DIRECTIONS
Each line containing the word "manager" must be reported.
══════
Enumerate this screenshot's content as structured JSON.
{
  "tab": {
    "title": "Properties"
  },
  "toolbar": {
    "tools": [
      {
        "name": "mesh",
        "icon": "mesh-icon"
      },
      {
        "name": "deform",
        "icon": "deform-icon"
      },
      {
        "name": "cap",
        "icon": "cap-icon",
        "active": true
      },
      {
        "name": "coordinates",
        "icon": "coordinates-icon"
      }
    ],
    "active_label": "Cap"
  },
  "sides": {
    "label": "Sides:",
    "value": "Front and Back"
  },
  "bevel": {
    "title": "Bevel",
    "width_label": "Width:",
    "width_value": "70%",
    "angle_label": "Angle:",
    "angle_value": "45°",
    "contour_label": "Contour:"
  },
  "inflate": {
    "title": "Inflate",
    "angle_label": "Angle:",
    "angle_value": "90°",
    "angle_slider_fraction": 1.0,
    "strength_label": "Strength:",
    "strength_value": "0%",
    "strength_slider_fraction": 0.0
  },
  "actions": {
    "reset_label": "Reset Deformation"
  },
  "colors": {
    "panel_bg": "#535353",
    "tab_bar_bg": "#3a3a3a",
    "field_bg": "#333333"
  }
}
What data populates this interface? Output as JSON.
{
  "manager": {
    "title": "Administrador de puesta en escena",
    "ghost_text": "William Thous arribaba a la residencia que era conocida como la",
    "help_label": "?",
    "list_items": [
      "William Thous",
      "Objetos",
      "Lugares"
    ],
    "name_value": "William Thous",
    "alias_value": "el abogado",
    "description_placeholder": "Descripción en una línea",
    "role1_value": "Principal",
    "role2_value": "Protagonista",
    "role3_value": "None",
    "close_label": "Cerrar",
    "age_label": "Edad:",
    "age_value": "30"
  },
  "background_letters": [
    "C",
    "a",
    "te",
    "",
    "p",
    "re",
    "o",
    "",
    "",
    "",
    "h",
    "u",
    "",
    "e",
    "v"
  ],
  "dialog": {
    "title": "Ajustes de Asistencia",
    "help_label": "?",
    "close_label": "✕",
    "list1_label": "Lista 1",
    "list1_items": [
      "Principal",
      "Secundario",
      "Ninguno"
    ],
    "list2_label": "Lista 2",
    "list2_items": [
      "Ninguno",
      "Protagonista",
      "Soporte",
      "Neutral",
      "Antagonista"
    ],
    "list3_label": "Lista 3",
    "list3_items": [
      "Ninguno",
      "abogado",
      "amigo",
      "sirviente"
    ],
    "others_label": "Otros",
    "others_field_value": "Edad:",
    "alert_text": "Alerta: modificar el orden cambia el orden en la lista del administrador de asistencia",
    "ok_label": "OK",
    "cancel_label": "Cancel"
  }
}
══════
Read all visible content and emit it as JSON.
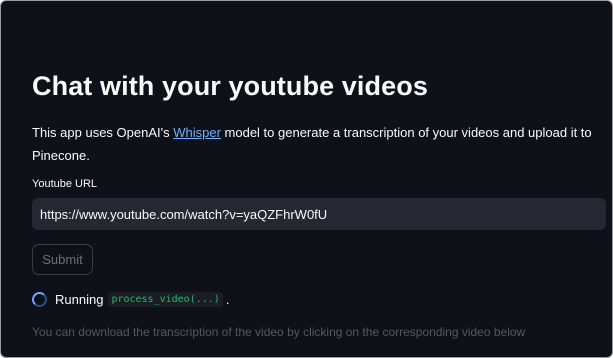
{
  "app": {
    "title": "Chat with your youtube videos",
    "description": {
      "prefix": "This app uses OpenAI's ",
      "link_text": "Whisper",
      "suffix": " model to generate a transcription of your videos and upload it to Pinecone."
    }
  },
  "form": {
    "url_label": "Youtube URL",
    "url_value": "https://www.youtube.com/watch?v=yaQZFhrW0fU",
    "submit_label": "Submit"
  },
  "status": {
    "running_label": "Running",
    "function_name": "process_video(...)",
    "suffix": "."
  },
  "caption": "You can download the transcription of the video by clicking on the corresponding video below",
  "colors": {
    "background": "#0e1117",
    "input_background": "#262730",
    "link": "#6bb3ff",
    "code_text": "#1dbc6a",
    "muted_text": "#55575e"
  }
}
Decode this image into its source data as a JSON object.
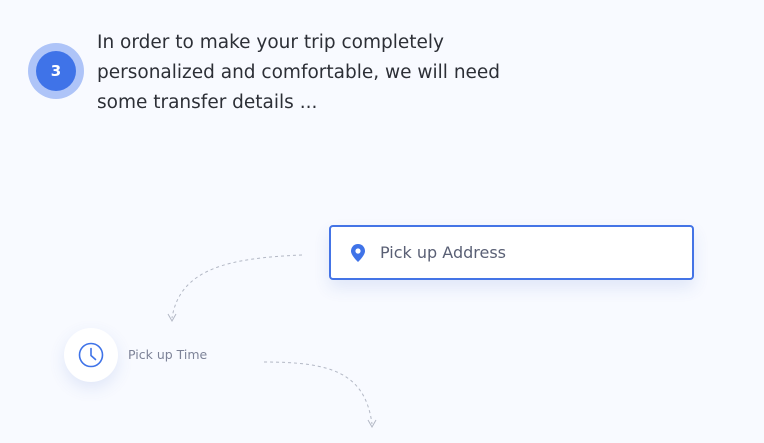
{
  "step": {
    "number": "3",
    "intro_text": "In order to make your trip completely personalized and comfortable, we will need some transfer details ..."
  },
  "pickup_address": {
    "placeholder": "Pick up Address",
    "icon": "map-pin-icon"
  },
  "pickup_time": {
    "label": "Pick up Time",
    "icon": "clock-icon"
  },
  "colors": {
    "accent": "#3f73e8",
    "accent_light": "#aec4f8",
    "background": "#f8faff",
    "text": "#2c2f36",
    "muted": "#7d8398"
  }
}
══════
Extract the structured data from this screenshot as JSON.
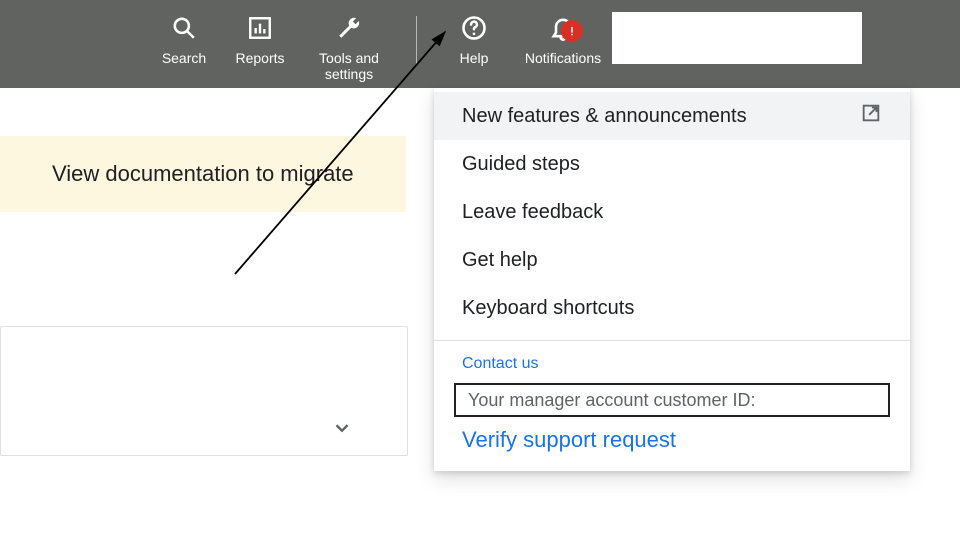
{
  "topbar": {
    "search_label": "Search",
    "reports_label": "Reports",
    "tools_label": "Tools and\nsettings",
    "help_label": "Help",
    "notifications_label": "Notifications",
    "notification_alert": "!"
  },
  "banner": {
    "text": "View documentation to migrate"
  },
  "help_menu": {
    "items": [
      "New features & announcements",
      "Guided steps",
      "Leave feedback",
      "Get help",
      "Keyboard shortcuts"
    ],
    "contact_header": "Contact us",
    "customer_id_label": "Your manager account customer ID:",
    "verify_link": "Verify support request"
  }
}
══════
SOLUTION FOR THIS EXERCISE
  "manager": {
    "customer_id_label": "Your manager account customer ID:",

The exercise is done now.